• _Records supplied_
◆ ◆ ◆ ◆ ◆ ◆ ◆
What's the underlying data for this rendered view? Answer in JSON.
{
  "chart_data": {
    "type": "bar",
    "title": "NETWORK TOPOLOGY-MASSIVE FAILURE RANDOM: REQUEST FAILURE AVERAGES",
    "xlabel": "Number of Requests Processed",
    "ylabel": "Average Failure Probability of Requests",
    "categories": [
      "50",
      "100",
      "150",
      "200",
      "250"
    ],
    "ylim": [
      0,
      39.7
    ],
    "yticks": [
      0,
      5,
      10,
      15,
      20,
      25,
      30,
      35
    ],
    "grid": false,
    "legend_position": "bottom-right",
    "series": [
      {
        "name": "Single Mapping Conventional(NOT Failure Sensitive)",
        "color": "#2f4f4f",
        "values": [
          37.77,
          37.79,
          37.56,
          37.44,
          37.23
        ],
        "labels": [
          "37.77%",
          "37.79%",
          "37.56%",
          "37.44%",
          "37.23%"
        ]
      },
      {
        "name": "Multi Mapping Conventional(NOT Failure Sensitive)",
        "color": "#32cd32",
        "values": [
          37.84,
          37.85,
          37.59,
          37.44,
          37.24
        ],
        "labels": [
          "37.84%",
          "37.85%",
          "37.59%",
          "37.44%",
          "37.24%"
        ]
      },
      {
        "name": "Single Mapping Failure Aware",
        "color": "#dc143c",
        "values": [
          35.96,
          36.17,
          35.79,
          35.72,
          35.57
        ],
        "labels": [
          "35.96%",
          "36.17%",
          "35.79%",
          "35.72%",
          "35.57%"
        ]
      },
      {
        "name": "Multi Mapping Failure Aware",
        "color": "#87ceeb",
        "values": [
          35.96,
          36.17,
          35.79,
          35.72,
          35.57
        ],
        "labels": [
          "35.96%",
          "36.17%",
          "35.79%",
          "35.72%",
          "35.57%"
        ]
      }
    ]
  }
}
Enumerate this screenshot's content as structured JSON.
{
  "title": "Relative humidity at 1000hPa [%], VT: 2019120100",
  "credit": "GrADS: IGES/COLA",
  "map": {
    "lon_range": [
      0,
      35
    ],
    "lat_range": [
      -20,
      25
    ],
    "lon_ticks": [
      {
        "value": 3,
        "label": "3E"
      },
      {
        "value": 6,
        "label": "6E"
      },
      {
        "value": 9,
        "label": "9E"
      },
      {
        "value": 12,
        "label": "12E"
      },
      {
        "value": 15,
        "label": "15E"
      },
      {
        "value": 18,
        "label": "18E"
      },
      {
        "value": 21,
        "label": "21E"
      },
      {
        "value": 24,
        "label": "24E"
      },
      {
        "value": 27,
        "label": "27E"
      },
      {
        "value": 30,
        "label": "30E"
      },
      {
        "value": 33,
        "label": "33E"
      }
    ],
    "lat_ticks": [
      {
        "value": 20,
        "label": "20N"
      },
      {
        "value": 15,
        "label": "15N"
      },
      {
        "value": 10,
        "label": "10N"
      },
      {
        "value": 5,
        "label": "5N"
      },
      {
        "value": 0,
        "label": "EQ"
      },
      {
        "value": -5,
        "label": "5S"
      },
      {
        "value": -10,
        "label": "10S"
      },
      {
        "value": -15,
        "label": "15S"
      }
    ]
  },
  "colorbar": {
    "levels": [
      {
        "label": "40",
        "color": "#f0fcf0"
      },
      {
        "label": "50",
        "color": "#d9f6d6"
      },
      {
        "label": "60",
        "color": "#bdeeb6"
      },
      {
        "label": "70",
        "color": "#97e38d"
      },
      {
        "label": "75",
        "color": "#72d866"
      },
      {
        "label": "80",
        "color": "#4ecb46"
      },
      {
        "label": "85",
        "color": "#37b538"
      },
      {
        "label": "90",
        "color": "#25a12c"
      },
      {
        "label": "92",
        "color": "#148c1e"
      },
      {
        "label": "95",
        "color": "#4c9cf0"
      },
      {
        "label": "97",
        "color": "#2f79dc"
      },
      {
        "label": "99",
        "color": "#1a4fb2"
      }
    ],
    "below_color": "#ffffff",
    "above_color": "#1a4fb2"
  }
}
◆ ◆ ◆ ◆ ◆ ◆ ◆
• _Exercise objective_
Copy in full each line that holds the word "Conventional".

• _The answer_
        "name": "Single Mapping Conventional(NOT Failure Sensitive)",
        "name": "Multi Mapping Conventional(NOT Failure Sensitive)",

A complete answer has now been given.